### WORK INSTRUCTIONS
In the records below, find the line with "Read all visible" and repeat it and every line after it, exactly, without any pictures.

(Saved data entries)
[Begin]

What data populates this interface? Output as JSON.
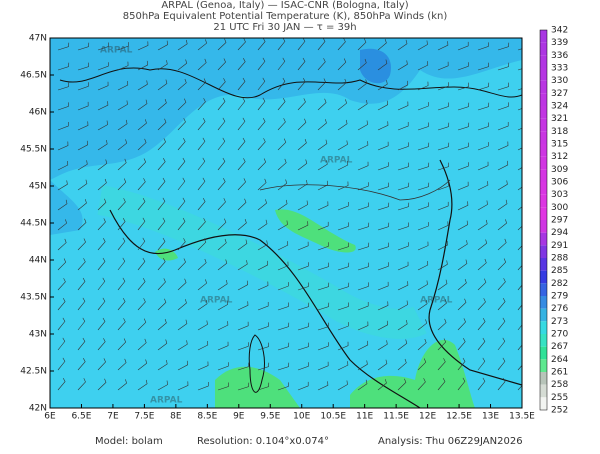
{
  "header": {
    "lines": [
      "ARPAL (Genoa, Italy)  —  ISAC-CNR (Bologna, Italy)",
      "850hPa Equivalent Potential Temperature (K), 850hPa Winds (kn)",
      "21 UTC Fri 30 JAN  —  τ = 39h"
    ]
  },
  "map": {
    "lat_labels": [
      "47N",
      "46.5N",
      "46N",
      "45.5N",
      "45N",
      "44.5N",
      "44N",
      "43.5N",
      "43N",
      "42.5N",
      "42N"
    ],
    "lon_labels": [
      "6E",
      "6.5E",
      "7E",
      "7.5E",
      "8E",
      "8.5E",
      "9E",
      "9.5E",
      "10E",
      "10.5E",
      "11E",
      "11.5E",
      "12E",
      "12.5E",
      "13E",
      "13.5E"
    ],
    "watermark": "ARPAL"
  },
  "colorbar": {
    "labels": [
      "342",
      "339",
      "336",
      "333",
      "330",
      "327",
      "324",
      "321",
      "318",
      "315",
      "312",
      "309",
      "306",
      "303",
      "300",
      "297",
      "294",
      "291",
      "288",
      "285",
      "282",
      "279",
      "276",
      "273",
      "270",
      "267",
      "264",
      "261",
      "258",
      "255",
      "252"
    ]
  },
  "footer": {
    "model": "Model: bolam",
    "resolution": "Resolution: 0.104°x0.074°",
    "analysis": "Analysis: Thu 06Z29JAN2026"
  }
}
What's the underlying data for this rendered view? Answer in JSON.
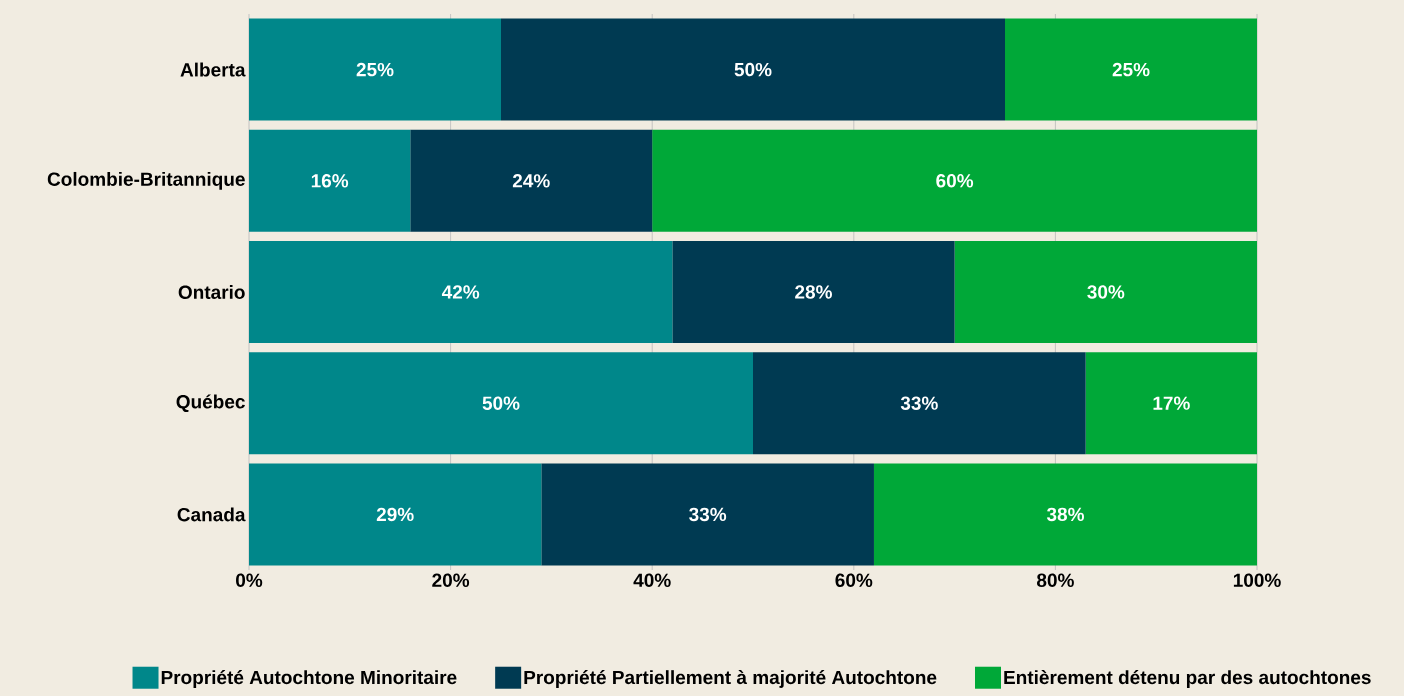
{
  "chart_data": {
    "type": "bar",
    "orientation": "horizontal",
    "stacked": true,
    "categories": [
      "Alberta",
      "Colombie-Britannique",
      "Ontario",
      "Québec",
      "Canada"
    ],
    "series": [
      {
        "name": "Propriété Autochtone Minoritaire",
        "color": "#00878a",
        "values": [
          25,
          16,
          42,
          50,
          29
        ],
        "value_labels": [
          "25%",
          "16%",
          "42%",
          "50%",
          "29%"
        ]
      },
      {
        "name": "Propriété Partiellement à majorité Autochtone",
        "color": "#003a52",
        "values": [
          50,
          24,
          28,
          33,
          33
        ],
        "value_labels": [
          "50%",
          "24%",
          "28%",
          "33%",
          "33%"
        ]
      },
      {
        "name": "Entièrement détenu par des autochtones",
        "color": "#00a838",
        "values": [
          25,
          60,
          30,
          17,
          38
        ],
        "value_labels": [
          "25%",
          "60%",
          "30%",
          "17%",
          "38%"
        ]
      }
    ],
    "xlim": [
      0,
      100
    ],
    "xticks": [
      {
        "value": 0,
        "label": "0%"
      },
      {
        "value": 20,
        "label": "20%"
      },
      {
        "value": 40,
        "label": "40%"
      },
      {
        "value": 60,
        "label": "60%"
      },
      {
        "value": 80,
        "label": "80%"
      },
      {
        "value": 100,
        "label": "100%"
      }
    ],
    "grid": "x",
    "legend": "bottom"
  }
}
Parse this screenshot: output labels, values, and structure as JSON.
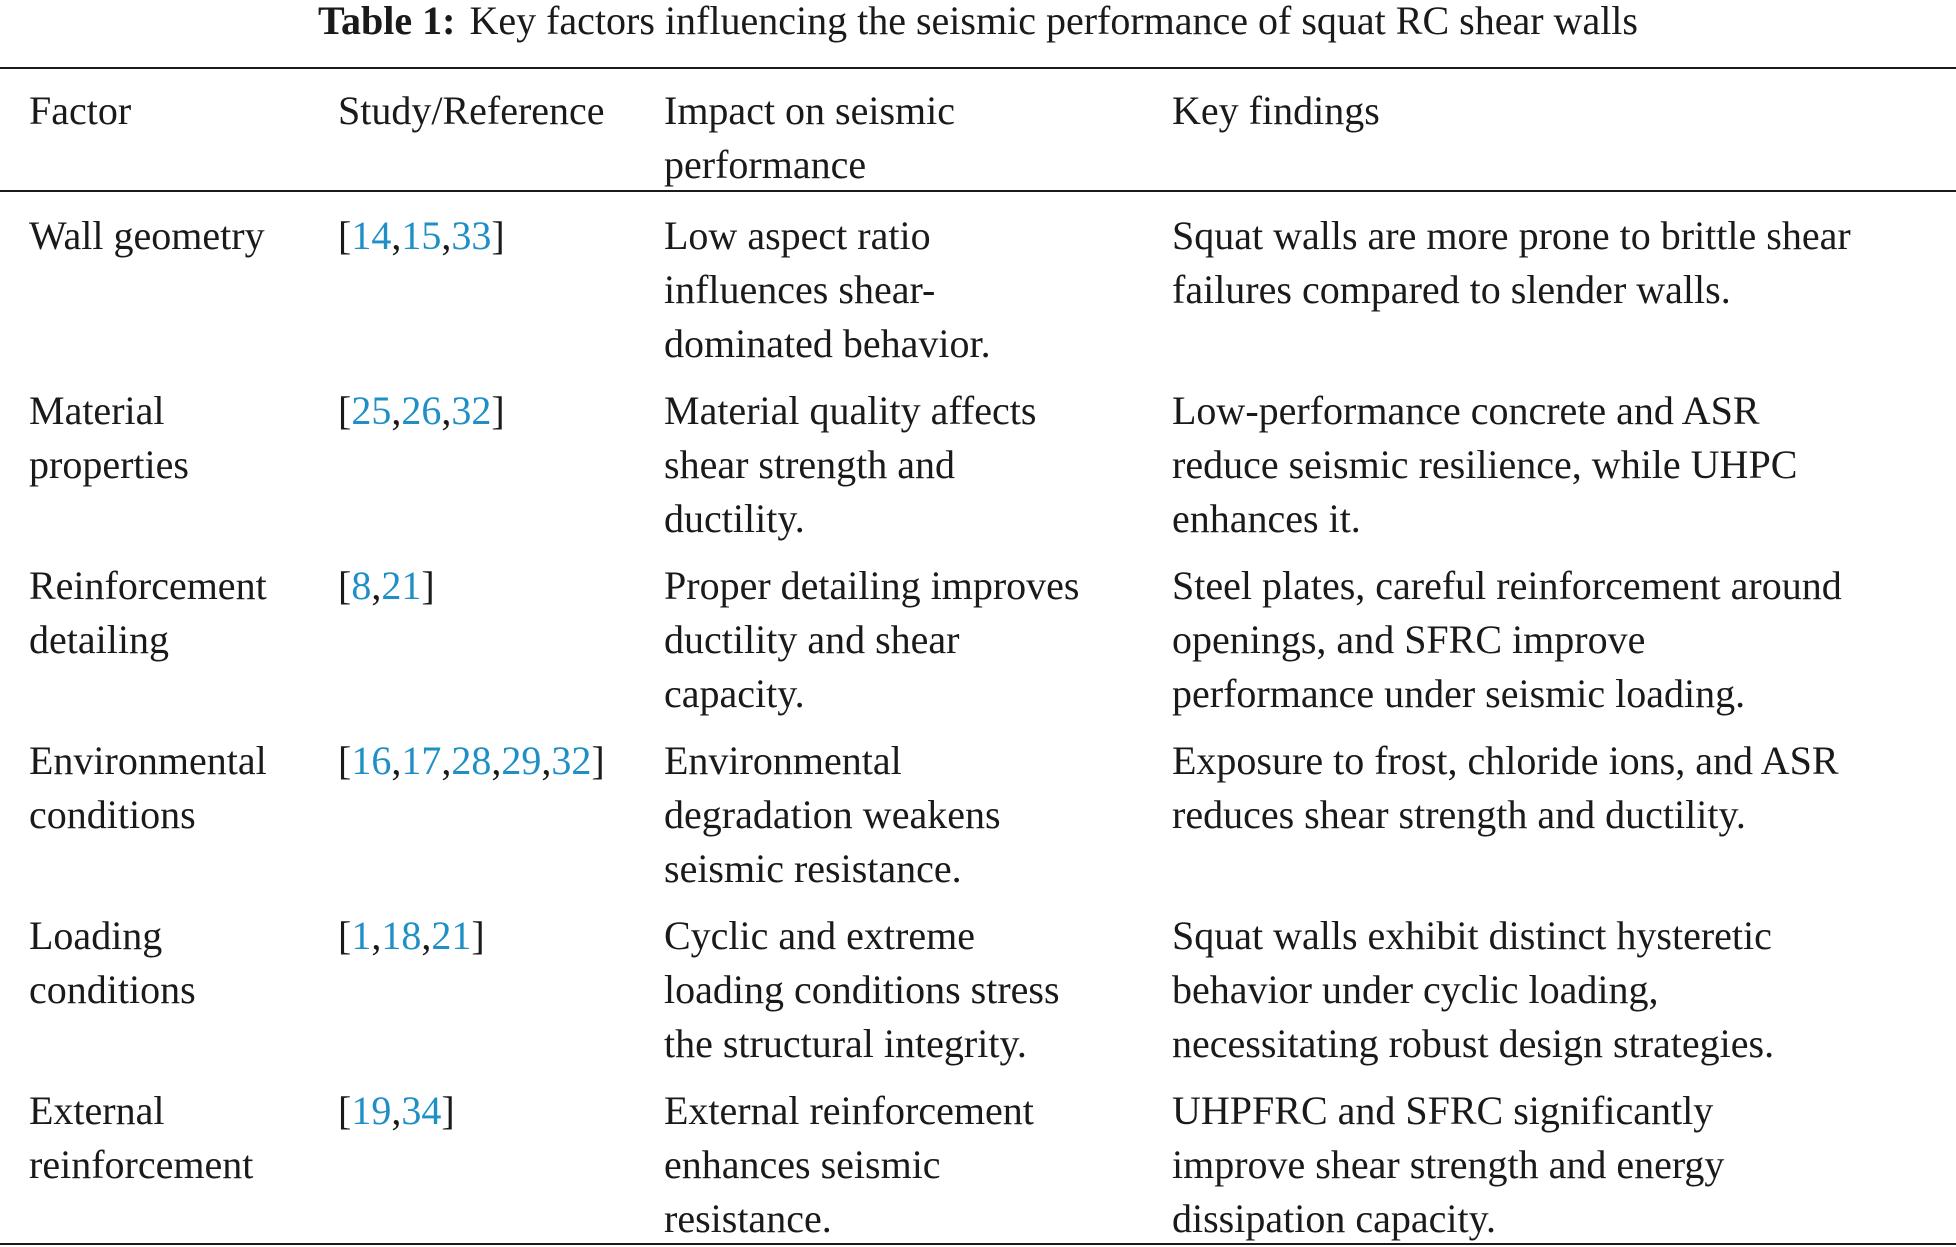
{
  "caption": {
    "label": "Table 1:",
    "text": "Key factors influencing the seismic performance of squat RC shear walls"
  },
  "headers": {
    "factor": [
      "Factor"
    ],
    "reference": [
      "Study/Reference"
    ],
    "impact": [
      "Impact on seismic",
      "performance"
    ],
    "findings": [
      "Key findings"
    ]
  },
  "rows": [
    {
      "factor": [
        "Wall geometry"
      ],
      "refs": [
        "14",
        "15",
        "33"
      ],
      "impact": [
        "Low aspect ratio",
        "influences shear-",
        "dominated behavior."
      ],
      "findings": [
        "Squat walls are more prone to brittle shear",
        "failures compared to slender walls."
      ]
    },
    {
      "factor": [
        "Material",
        "properties"
      ],
      "refs": [
        "25",
        "26",
        "32"
      ],
      "impact": [
        "Material quality affects",
        "shear strength and",
        "ductility."
      ],
      "findings": [
        "Low-performance concrete and ASR",
        "reduce seismic resilience, while UHPC",
        "enhances it."
      ]
    },
    {
      "factor": [
        "Reinforcement",
        "detailing"
      ],
      "refs": [
        "8",
        "21"
      ],
      "impact": [
        "Proper detailing improves",
        "ductility and shear",
        "capacity."
      ],
      "findings": [
        "Steel plates, careful reinforcement around",
        "openings, and SFRC improve",
        "performance under seismic loading."
      ]
    },
    {
      "factor": [
        "Environmental",
        "conditions"
      ],
      "refs": [
        "16",
        "17",
        "28",
        "29",
        "32"
      ],
      "impact": [
        "Environmental",
        "degradation weakens",
        "seismic resistance."
      ],
      "findings": [
        "Exposure to frost, chloride ions, and ASR",
        "reduces shear strength and ductility."
      ]
    },
    {
      "factor": [
        "Loading",
        "conditions"
      ],
      "refs": [
        "1",
        "18",
        "21"
      ],
      "impact": [
        "Cyclic and extreme",
        "loading conditions stress",
        "the structural integrity."
      ],
      "findings": [
        "Squat walls exhibit distinct hysteretic",
        "behavior under cyclic loading,",
        "necessitating robust design strategies."
      ]
    },
    {
      "factor": [
        "External",
        "reinforcement"
      ],
      "refs": [
        "19",
        "34"
      ],
      "impact": [
        "External reinforcement",
        "enhances seismic",
        "resistance."
      ],
      "findings": [
        "UHPFRC and SFRC significantly",
        "improve shear strength and energy",
        "dissipation capacity."
      ]
    }
  ],
  "colors": {
    "text": "#1a1a1a",
    "reference_link": "#1f8fc6"
  }
}
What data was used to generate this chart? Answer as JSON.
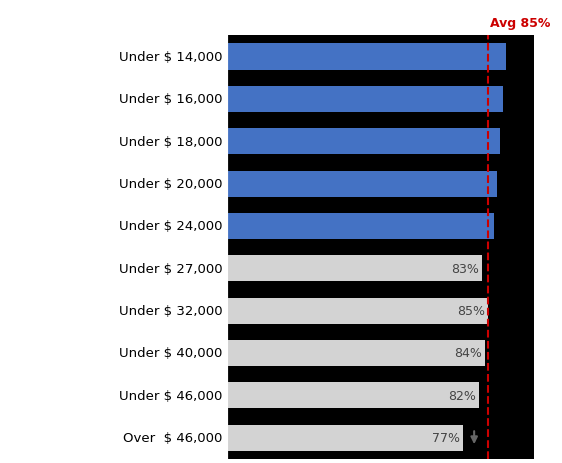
{
  "categories": [
    "Under $ 14,000",
    "Under $ 16,000",
    "Under $ 18,000",
    "Under $ 20,000",
    "Under $ 24,000",
    "Under $ 27,000",
    "Under $ 32,000",
    "Under $ 40,000",
    "Under $ 46,000",
    "Over  $ 46,000"
  ],
  "values": [
    91,
    90,
    89,
    88,
    87,
    83,
    85,
    84,
    82,
    77
  ],
  "bar_colors": [
    "#4472C4",
    "#4472C4",
    "#4472C4",
    "#4472C4",
    "#4472C4",
    "#D3D3D3",
    "#D3D3D3",
    "#D3D3D3",
    "#D3D3D3",
    "#D3D3D3"
  ],
  "show_labels": [
    false,
    false,
    false,
    false,
    false,
    true,
    true,
    true,
    true,
    true
  ],
  "avg_value": 85,
  "avg_label": "Avg 85%",
  "avg_color": "#CC0000",
  "bg_color": "#ffffff",
  "bar_bg_color": "#000000",
  "bar_label_color": "#444444",
  "label_color": "#000000",
  "xlim": [
    0,
    100
  ],
  "bar_height": 0.62,
  "down_arrow_index": 9
}
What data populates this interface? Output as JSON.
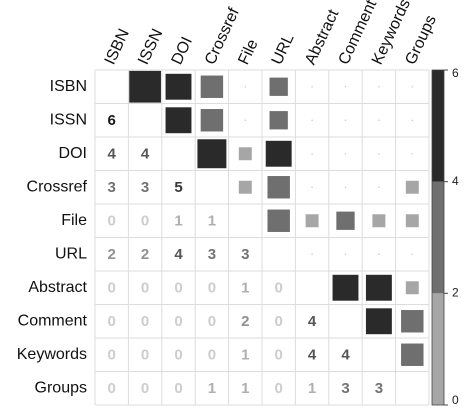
{
  "chart_data": {
    "type": "matrix",
    "labels": [
      "ISBN",
      "ISSN",
      "DOI",
      "Crossref",
      "File",
      "URL",
      "Abstract",
      "Comment",
      "Keywords",
      "Groups"
    ],
    "values": [
      [],
      [
        6
      ],
      [
        4,
        4
      ],
      [
        3,
        3,
        5
      ],
      [
        0,
        0,
        1,
        1
      ],
      [
        2,
        2,
        4,
        3,
        3
      ],
      [
        0,
        0,
        0,
        0,
        1,
        0
      ],
      [
        0,
        0,
        0,
        0,
        2,
        0,
        4
      ],
      [
        0,
        0,
        0,
        0,
        1,
        0,
        4,
        4
      ],
      [
        0,
        0,
        0,
        1,
        1,
        0,
        1,
        3,
        3
      ]
    ],
    "colors": [
      "#a6a6a6",
      "#6f6f6f",
      "#2a2a2a"
    ],
    "clim": [
      0,
      6
    ],
    "cticks": [
      0,
      2,
      4,
      6
    ]
  }
}
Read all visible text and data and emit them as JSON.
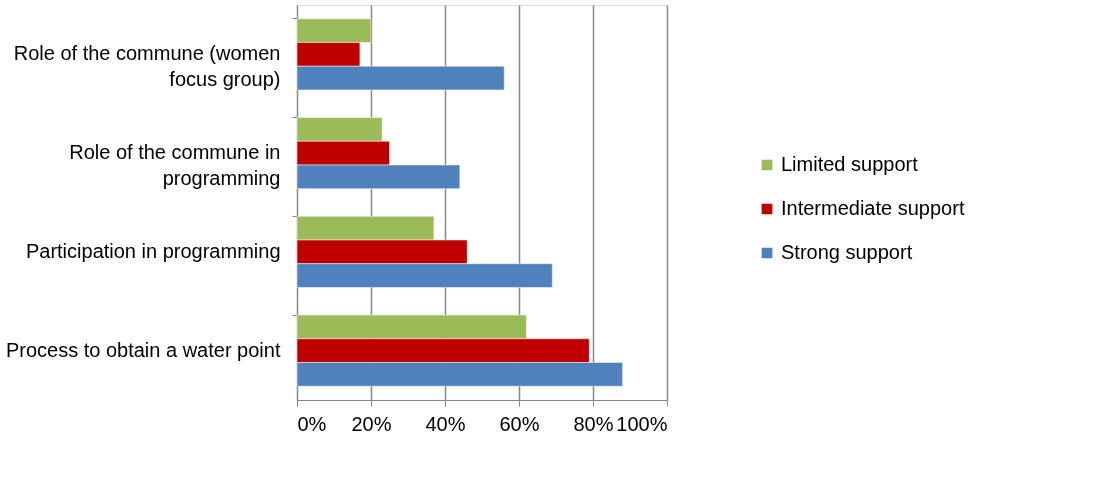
{
  "chart_data": {
    "type": "bar",
    "orientation": "horizontal",
    "categories": [
      "Role of the commune (women focus group)",
      "Role of the commune in programming",
      "Participation in programming",
      "Process to obtain a water point"
    ],
    "series": [
      {
        "name": "Limited support",
        "color": "#9bbb59",
        "values": [
          20,
          23,
          37,
          62
        ]
      },
      {
        "name": "Intermediate support",
        "color": "#c00000",
        "values": [
          17,
          25,
          46,
          79
        ]
      },
      {
        "name": "Strong support",
        "color": "#4f81bd",
        "values": [
          56,
          44,
          69,
          88
        ]
      }
    ],
    "xlim": [
      0,
      100
    ],
    "xticks": [
      {
        "value": 0,
        "label": "0%"
      },
      {
        "value": 20,
        "label": "20%"
      },
      {
        "value": 40,
        "label": "40%"
      },
      {
        "value": 60,
        "label": "60%"
      },
      {
        "value": 80,
        "label": "80%"
      },
      {
        "value": 100,
        "label": "100%"
      }
    ],
    "grid": "x",
    "legend": "right"
  }
}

[End]

### TASK OUTPUT
Read all visible text and data and emit them as JSON.
{
  "chart_data": {
    "type": "bar",
    "orientation": "horizontal",
    "categories": [
      "Role of the commune (women focus group)",
      "Role of the commune in programming",
      "Participation in programming",
      "Process to obtain a water point"
    ],
    "series": [
      {
        "name": "Limited support",
        "color": "#9bbb59",
        "values": [
          20,
          23,
          37,
          62
        ]
      },
      {
        "name": "Intermediate support",
        "color": "#c00000",
        "values": [
          17,
          25,
          46,
          79
        ]
      },
      {
        "name": "Strong support",
        "color": "#4f81bd",
        "values": [
          56,
          44,
          69,
          88
        ]
      }
    ],
    "xlim": [
      0,
      100
    ],
    "xticks": [
      {
        "value": 0,
        "label": "0%"
      },
      {
        "value": 20,
        "label": "20%"
      },
      {
        "value": 40,
        "label": "40%"
      },
      {
        "value": 60,
        "label": "60%"
      },
      {
        "value": 80,
        "label": "80%"
      },
      {
        "value": 100,
        "label": "100%"
      }
    ],
    "grid": "x",
    "legend": "right"
  }
}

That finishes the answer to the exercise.